*PROBLEMS*
- A) For the memorial reflection, decide whether each statement agrees with it, answering yes or no and quoting the deciding words: (i) the group met on a grey spring morning; (ii) five people sat at the kitchen table; (iii) the reading from John 14:1-6 had been said at the husband's funeral.
- B) Repeat word for word the part of the memorial reflection that opens with the words containing "We read the" and closes with "know the way.".
- C) Write the next part of the memorial reflection, picking up right after its last sentence.

*TEXT PROVIDED*
It had been a year, and so we gathered to pray and remember a life well lived. The four of us sat at the kitchen table, which was filled with pastries and fruit and white votive candles.

The widow was quiet as we began our prayer service. We started by remembering her husband, his life and his goodness. The memories flowed easily, as we had been neighbors and friends for years. There was humor and sadness, conversation and silence.

We read the words from John 14:1-6 that were said at his funeral.

Do not let your hearts be troubled. You have faith in God; have faith also in Me. In My Father’s house there are many dwelling places. If there were not, would I have told you that I am going to prepare a place for you? And if I go and prepare a place for you, I will come back again and take you to Myself, so that where I am you also may be. Where I am going you know the way.

Thomas said to Him, “Master, we do not know where You are going; how can we know the way? Jesus said to him, “I am the way and the truth and the life. No one comes to the Father except through Me.”

As we sat together on that grey spring morning, I was reminded of the elderly women of the early Church.

I wondered how they honored the sacred memories of their loved ones. Did they gather in their homes, and did they pray together on special anniversaries?

Did they tell their daughters and granddaughters what they were doing? What were their traditions?

In Romans 12, St. Paul explains the concept of the Body of Christ. We are one body in Christ, but there are many parts. And, just like our human bodies, the parts have many different functions.

*ENTRIES PROVIDED*
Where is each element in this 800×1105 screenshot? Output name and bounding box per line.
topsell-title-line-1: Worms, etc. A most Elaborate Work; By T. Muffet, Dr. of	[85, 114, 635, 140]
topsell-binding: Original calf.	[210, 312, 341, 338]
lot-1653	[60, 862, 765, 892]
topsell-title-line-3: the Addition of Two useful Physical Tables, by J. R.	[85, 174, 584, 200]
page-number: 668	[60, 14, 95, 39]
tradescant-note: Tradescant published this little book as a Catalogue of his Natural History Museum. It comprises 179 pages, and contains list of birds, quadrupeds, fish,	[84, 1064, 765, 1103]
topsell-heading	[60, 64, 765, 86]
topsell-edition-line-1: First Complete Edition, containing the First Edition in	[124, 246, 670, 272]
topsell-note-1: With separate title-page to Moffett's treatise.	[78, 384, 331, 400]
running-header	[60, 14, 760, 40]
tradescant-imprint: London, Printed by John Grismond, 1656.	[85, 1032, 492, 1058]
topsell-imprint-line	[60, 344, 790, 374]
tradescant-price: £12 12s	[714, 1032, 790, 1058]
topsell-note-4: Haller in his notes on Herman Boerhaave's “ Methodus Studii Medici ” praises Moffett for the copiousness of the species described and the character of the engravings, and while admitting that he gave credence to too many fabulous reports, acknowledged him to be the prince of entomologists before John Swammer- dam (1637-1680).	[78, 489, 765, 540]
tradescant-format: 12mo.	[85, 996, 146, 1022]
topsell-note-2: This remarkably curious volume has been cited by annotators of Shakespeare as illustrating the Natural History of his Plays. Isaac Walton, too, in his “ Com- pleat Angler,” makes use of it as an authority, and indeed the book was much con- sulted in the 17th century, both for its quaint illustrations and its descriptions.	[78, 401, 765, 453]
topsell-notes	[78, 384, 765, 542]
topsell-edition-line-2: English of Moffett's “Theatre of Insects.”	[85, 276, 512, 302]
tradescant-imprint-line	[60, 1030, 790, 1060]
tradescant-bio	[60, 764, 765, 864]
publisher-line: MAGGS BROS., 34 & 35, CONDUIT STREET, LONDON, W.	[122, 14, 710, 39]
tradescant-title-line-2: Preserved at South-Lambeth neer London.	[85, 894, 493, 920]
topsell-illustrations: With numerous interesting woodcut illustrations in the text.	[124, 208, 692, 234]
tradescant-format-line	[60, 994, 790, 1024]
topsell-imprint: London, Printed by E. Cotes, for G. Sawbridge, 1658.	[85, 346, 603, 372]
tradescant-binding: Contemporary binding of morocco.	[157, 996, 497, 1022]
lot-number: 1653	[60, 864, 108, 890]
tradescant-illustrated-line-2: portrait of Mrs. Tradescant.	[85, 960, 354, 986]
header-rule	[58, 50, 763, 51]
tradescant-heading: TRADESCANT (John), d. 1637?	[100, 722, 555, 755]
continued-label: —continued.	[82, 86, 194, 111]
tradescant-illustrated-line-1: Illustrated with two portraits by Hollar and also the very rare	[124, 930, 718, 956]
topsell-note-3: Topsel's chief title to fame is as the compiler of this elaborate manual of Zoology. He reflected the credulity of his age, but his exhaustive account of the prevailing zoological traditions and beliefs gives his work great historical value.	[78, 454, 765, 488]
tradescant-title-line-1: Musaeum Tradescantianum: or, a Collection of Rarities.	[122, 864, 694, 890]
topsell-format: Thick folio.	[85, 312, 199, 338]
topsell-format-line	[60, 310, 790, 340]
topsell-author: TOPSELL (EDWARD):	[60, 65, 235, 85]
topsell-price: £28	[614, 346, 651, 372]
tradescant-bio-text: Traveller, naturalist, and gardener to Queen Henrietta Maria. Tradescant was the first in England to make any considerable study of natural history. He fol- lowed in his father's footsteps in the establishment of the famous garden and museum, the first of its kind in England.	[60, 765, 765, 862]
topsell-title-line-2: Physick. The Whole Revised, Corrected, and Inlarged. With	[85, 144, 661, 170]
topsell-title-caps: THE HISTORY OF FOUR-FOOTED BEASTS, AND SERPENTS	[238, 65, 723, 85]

*THE RESULTS*
- A)
(i) Yes: "As we sat together on that grey spring morning"
(ii) No: "The four of us sat at the kitchen table"
(iii) Yes: "We read the words from John 14:1-6 that were said at his funeral."

- B)
We read the words from John 14:1-6 that were said at his funeral.

Do not let your hearts be troubled. You have faith in God; have faith also in Me. In My Father’s house there are many dwelling places. If there were not, would I have told you that I am going to prepare a place for you? And if I go and prepare a place for you, I will come back again and take you to Myself, so that where I am you also may be. Where I am going you know the way.

- C)
How many times as Catholics have we sung the lyrics from Marty Haugen’s song? We are many parts, we are all one body. And the gifts we have we are given to share. May the Spirit of love make us one indeed. One, the love that we share; one, our hope in despair, one, the cross that we bear.

As the older women in the Church, we have spent years developing our gifts — both the Mary gifts and the Martha gifts — through our lives as wives and mothers, and now as grandmothers and great-grandmothers.

Many of us no longer have the daily care of children or the responsibilities of careers. Perhaps now is the time for us to focus on developing the same gifts as the elderly women of the early Church. Like many women my age, I’m still learning as I maneuver through this time of my life, but I know that our daughters and our granddaughters are watching us. What they see us do, they may emulate in 25 or 50 years. And their daughters and their granddaughters will be watching them.